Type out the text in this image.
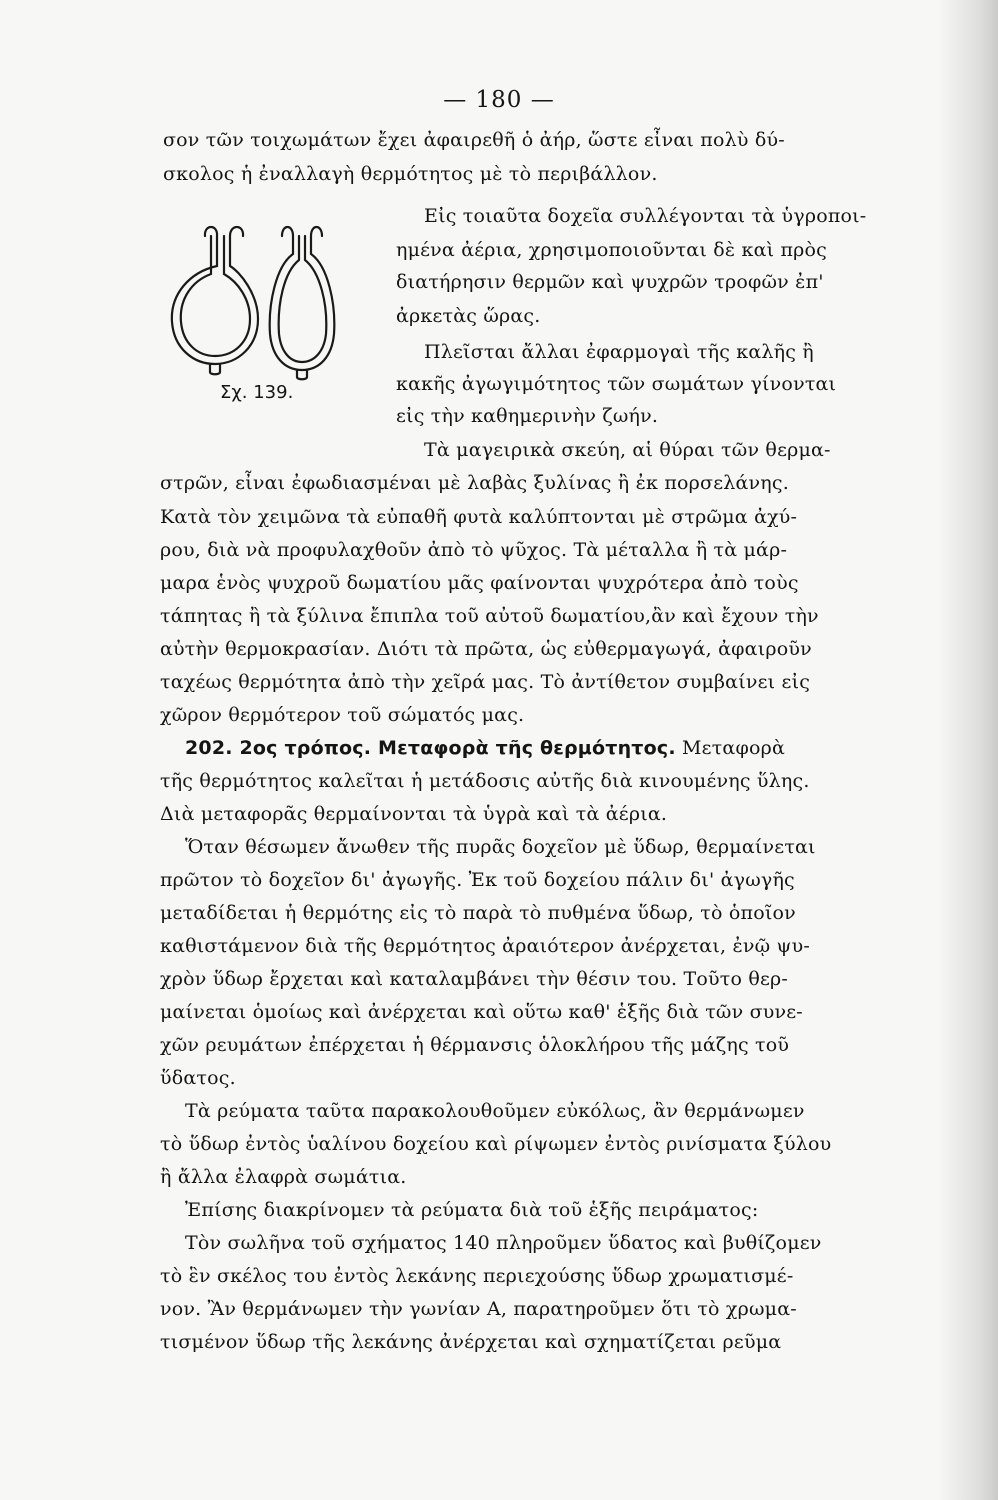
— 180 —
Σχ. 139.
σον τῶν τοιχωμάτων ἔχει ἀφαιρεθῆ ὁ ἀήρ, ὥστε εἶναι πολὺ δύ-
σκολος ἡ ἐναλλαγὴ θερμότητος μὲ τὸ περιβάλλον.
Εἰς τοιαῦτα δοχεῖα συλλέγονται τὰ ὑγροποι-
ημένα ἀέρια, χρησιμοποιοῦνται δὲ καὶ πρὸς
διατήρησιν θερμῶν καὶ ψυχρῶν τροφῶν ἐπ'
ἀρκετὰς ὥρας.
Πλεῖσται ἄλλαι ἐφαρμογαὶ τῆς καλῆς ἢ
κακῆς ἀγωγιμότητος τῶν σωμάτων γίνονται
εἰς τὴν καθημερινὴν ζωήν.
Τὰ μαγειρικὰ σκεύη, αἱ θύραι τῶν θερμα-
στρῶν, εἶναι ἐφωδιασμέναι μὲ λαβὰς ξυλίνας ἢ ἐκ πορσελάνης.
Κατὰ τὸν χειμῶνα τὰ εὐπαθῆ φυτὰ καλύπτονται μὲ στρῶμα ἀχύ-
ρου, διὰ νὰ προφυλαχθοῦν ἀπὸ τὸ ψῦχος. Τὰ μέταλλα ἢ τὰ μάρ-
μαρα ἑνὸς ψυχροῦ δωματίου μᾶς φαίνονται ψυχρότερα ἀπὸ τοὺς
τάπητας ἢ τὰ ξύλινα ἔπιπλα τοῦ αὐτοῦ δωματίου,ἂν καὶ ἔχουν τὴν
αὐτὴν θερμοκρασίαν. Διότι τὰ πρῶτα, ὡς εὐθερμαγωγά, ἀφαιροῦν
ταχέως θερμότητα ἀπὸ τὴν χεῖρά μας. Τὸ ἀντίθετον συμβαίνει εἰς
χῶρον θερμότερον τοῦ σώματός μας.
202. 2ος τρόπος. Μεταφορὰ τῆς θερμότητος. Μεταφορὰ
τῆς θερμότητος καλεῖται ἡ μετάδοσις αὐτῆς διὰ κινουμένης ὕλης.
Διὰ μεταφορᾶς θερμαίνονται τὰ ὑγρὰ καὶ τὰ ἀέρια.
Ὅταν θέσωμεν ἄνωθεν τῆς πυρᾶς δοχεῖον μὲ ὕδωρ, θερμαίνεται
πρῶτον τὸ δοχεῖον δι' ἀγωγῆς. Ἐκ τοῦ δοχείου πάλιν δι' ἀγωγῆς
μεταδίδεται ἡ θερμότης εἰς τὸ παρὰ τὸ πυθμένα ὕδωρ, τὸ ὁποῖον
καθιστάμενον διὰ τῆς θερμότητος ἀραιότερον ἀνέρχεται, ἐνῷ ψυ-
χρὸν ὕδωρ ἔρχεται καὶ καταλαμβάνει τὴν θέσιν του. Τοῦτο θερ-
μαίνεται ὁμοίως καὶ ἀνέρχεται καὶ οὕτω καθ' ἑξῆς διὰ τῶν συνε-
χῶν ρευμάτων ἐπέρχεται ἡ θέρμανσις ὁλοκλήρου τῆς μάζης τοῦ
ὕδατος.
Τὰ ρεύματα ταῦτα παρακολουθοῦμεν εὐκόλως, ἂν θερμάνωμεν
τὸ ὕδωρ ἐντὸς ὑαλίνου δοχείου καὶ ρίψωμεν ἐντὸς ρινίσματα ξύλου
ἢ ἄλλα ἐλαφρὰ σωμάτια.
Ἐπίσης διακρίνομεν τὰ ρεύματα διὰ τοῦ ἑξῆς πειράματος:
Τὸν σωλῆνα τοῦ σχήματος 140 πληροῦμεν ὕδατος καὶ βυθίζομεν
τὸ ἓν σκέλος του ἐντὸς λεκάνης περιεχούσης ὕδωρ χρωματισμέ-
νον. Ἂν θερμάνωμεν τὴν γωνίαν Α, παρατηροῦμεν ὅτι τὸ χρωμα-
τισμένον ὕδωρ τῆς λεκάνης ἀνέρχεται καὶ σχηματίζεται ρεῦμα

» Short exercise: Leave out the pictures and output every record above precisely as given.

» Response below:
Type out the text in this image.
— 180 —
Σχ. 139.
σον τῶν τοιχωμάτων ἔχει ἀφαιρεθῆ ὁ ἀήρ, ὥστε εἶναι πολὺ δύ-
σκολος ἡ ἐναλλαγὴ θερμότητος μὲ τὸ περιβάλλον.
Εἰς τοιαῦτα δοχεῖα συλλέγονται τὰ ὑγροποι-
ημένα ἀέρια, χρησιμοποιοῦνται δὲ καὶ πρὸς
διατήρησιν θερμῶν καὶ ψυχρῶν τροφῶν ἐπ'
ἀρκετὰς ὥρας.
Πλεῖσται ἄλλαι ἐφαρμογαὶ τῆς καλῆς ἢ
κακῆς ἀγωγιμότητος τῶν σωμάτων γίνονται
εἰς τὴν καθημερινὴν ζωήν.
Τὰ μαγειρικὰ σκεύη, αἱ θύραι τῶν θερμα-
στρῶν, εἶναι ἐφωδιασμέναι μὲ λαβὰς ξυλίνας ἢ ἐκ πορσελάνης.
Κατὰ τὸν χειμῶνα τὰ εὐπαθῆ φυτὰ καλύπτονται μὲ στρῶμα ἀχύ-
ρου, διὰ νὰ προφυλαχθοῦν ἀπὸ τὸ ψῦχος. Τὰ μέταλλα ἢ τὰ μάρ-
μαρα ἑνὸς ψυχροῦ δωματίου μᾶς φαίνονται ψυχρότερα ἀπὸ τοὺς
τάπητας ἢ τὰ ξύλινα ἔπιπλα τοῦ αὐτοῦ δωματίου,ἂν καὶ ἔχουν τὴν
αὐτὴν θερμοκρασίαν. Διότι τὰ πρῶτα, ὡς εὐθερμαγωγά, ἀφαιροῦν
ταχέως θερμότητα ἀπὸ τὴν χεῖρά μας. Τὸ ἀντίθετον συμβαίνει εἰς
χῶρον θερμότερον τοῦ σώματός μας.
202. 2ος τρόπος. Μεταφορὰ τῆς θερμότητος. Μεταφορὰ
τῆς θερμότητος καλεῖται ἡ μετάδοσις αὐτῆς διὰ κινουμένης ὕλης.
Διὰ μεταφορᾶς θερμαίνονται τὰ ὑγρὰ καὶ τὰ ἀέρια.
Ὅταν θέσωμεν ἄνωθεν τῆς πυρᾶς δοχεῖον μὲ ὕδωρ, θερμαίνεται
πρῶτον τὸ δοχεῖον δι' ἀγωγῆς. Ἐκ τοῦ δοχείου πάλιν δι' ἀγωγῆς
μεταδίδεται ἡ θερμότης εἰς τὸ παρὰ τὸ πυθμένα ὕδωρ, τὸ ὁποῖον
καθιστάμενον διὰ τῆς θερμότητος ἀραιότερον ἀνέρχεται, ἐνῷ ψυ-
χρὸν ὕδωρ ἔρχεται καὶ καταλαμβάνει τὴν θέσιν του. Τοῦτο θερ-
μαίνεται ὁμοίως καὶ ἀνέρχεται καὶ οὕτω καθ' ἑξῆς διὰ τῶν συνε-
χῶν ρευμάτων ἐπέρχεται ἡ θέρμανσις ὁλοκλήρου τῆς μάζης τοῦ
ὕδατος.
Τὰ ρεύματα ταῦτα παρακολουθοῦμεν εὐκόλως, ἂν θερμάνωμεν
τὸ ὕδωρ ἐντὸς ὑαλίνου δοχείου καὶ ρίψωμεν ἐντὸς ρινίσματα ξύλου
ἢ ἄλλα ἐλαφρὰ σωμάτια.
Ἐπίσης διακρίνομεν τὰ ρεύματα διὰ τοῦ ἑξῆς πειράματος:
Τὸν σωλῆνα τοῦ σχήματος 140 πληροῦμεν ὕδατος καὶ βυθίζομεν
τὸ ἓν σκέλος του ἐντὸς λεκάνης περιεχούσης ὕδωρ χρωματισμέ-
νον. Ἂν θερμάνωμεν τὴν γωνίαν Α, παρατηροῦμεν ὅτι τὸ χρωμα-
τισμένον ὕδωρ τῆς λεκάνης ἀνέρχεται καὶ σχηματίζεται ρεῦμα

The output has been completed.